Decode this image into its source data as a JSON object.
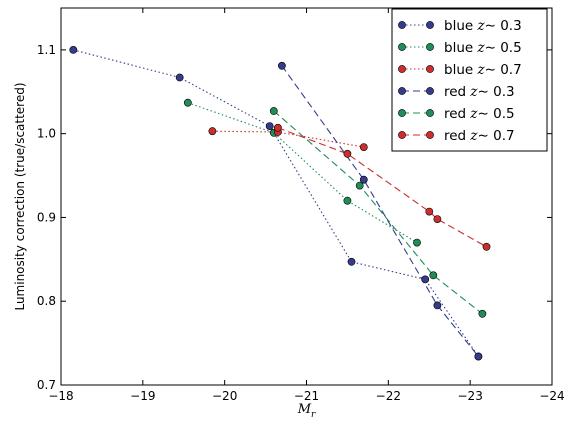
{
  "chart_data": {
    "type": "line",
    "xlabel": "M",
    "xlabel_subscript": "r",
    "ylabel": "Luminosity correction (true/scattered)",
    "xlim": [
      -18,
      -24
    ],
    "ylim": [
      0.7,
      1.15
    ],
    "x_reversed": true,
    "x_ticks": [
      -18,
      -19,
      -20,
      -21,
      -22,
      -23,
      -24
    ],
    "y_ticks": [
      0.7,
      0.8,
      0.9,
      1.0,
      1.1
    ],
    "x_tick_labels": [
      "−18",
      "−19",
      "−20",
      "−21",
      "−22",
      "−23",
      "−24"
    ],
    "y_tick_labels": [
      "0.7",
      "0.8",
      "0.9",
      "1.0",
      "1.1"
    ],
    "grid": false,
    "legend_position": "top-right",
    "series": [
      {
        "name": "blue",
        "z_label": "z",
        "z_op": "∼",
        "z_value": "0.3",
        "color": "#353c8c",
        "linestyle": "dotted",
        "x": [
          -18.15,
          -19.45,
          -20.55,
          -21.55,
          -22.45,
          -23.1
        ],
        "y": [
          1.1,
          1.067,
          1.009,
          0.847,
          0.826,
          0.734
        ]
      },
      {
        "name": "blue",
        "z_label": "z",
        "z_op": "∼",
        "z_value": "0.5",
        "color": "#1f8c5a",
        "linestyle": "dotted",
        "x": [
          -19.55,
          -20.6,
          -21.5,
          -22.35
        ],
        "y": [
          1.037,
          1.001,
          0.92,
          0.87
        ]
      },
      {
        "name": "blue",
        "z_label": "z",
        "z_op": "∼",
        "z_value": "0.7",
        "color": "#cc2d2d",
        "linestyle": "dotted",
        "x": [
          -19.85,
          -20.65,
          -21.7
        ],
        "y": [
          1.003,
          1.002,
          0.984
        ]
      },
      {
        "name": "red",
        "z_label": "z",
        "z_op": "∼",
        "z_value": "0.3",
        "color": "#353c8c",
        "linestyle": "dashed",
        "x": [
          -20.7,
          -21.7,
          -22.6,
          -23.1
        ],
        "y": [
          1.081,
          0.945,
          0.795,
          0.734
        ]
      },
      {
        "name": "red",
        "z_label": "z",
        "z_op": "∼",
        "z_value": "0.5",
        "color": "#1f8c5a",
        "linestyle": "dashed",
        "x": [
          -20.6,
          -21.65,
          -22.55,
          -23.15
        ],
        "y": [
          1.027,
          0.938,
          0.831,
          0.785
        ]
      },
      {
        "name": "red",
        "z_label": "z",
        "z_op": "∼",
        "z_value": "0.7",
        "color": "#cc2d2d",
        "linestyle": "dashed",
        "x": [
          -20.65,
          -21.5,
          -22.5,
          -22.6,
          -23.2
        ],
        "y": [
          1.007,
          0.976,
          0.907,
          0.898,
          0.865
        ]
      }
    ]
  }
}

------------

The task | Leave the pictures out, and transcribe each of the records exactly.

Task answer |
Decode this image into its source data as a JSON object.
{
  "chart_data": {
    "type": "line",
    "xlabel": "M",
    "xlabel_subscript": "r",
    "ylabel": "Luminosity correction (true/scattered)",
    "xlim": [
      -18,
      -24
    ],
    "ylim": [
      0.7,
      1.15
    ],
    "x_reversed": true,
    "x_ticks": [
      -18,
      -19,
      -20,
      -21,
      -22,
      -23,
      -24
    ],
    "y_ticks": [
      0.7,
      0.8,
      0.9,
      1.0,
      1.1
    ],
    "x_tick_labels": [
      "−18",
      "−19",
      "−20",
      "−21",
      "−22",
      "−23",
      "−24"
    ],
    "y_tick_labels": [
      "0.7",
      "0.8",
      "0.9",
      "1.0",
      "1.1"
    ],
    "grid": false,
    "legend_position": "top-right",
    "series": [
      {
        "name": "blue",
        "z_label": "z",
        "z_op": "∼",
        "z_value": "0.3",
        "color": "#353c8c",
        "linestyle": "dotted",
        "x": [
          -18.15,
          -19.45,
          -20.55,
          -21.55,
          -22.45,
          -23.1
        ],
        "y": [
          1.1,
          1.067,
          1.009,
          0.847,
          0.826,
          0.734
        ]
      },
      {
        "name": "blue",
        "z_label": "z",
        "z_op": "∼",
        "z_value": "0.5",
        "color": "#1f8c5a",
        "linestyle": "dotted",
        "x": [
          -19.55,
          -20.6,
          -21.5,
          -22.35
        ],
        "y": [
          1.037,
          1.001,
          0.92,
          0.87
        ]
      },
      {
        "name": "blue",
        "z_label": "z",
        "z_op": "∼",
        "z_value": "0.7",
        "color": "#cc2d2d",
        "linestyle": "dotted",
        "x": [
          -19.85,
          -20.65,
          -21.7
        ],
        "y": [
          1.003,
          1.002,
          0.984
        ]
      },
      {
        "name": "red",
        "z_label": "z",
        "z_op": "∼",
        "z_value": "0.3",
        "color": "#353c8c",
        "linestyle": "dashed",
        "x": [
          -20.7,
          -21.7,
          -22.6,
          -23.1
        ],
        "y": [
          1.081,
          0.945,
          0.795,
          0.734
        ]
      },
      {
        "name": "red",
        "z_label": "z",
        "z_op": "∼",
        "z_value": "0.5",
        "color": "#1f8c5a",
        "linestyle": "dashed",
        "x": [
          -20.6,
          -21.65,
          -22.55,
          -23.15
        ],
        "y": [
          1.027,
          0.938,
          0.831,
          0.785
        ]
      },
      {
        "name": "red",
        "z_label": "z",
        "z_op": "∼",
        "z_value": "0.7",
        "color": "#cc2d2d",
        "linestyle": "dashed",
        "x": [
          -20.65,
          -21.5,
          -22.5,
          -22.6,
          -23.2
        ],
        "y": [
          1.007,
          0.976,
          0.907,
          0.898,
          0.865
        ]
      }
    ]
  }
}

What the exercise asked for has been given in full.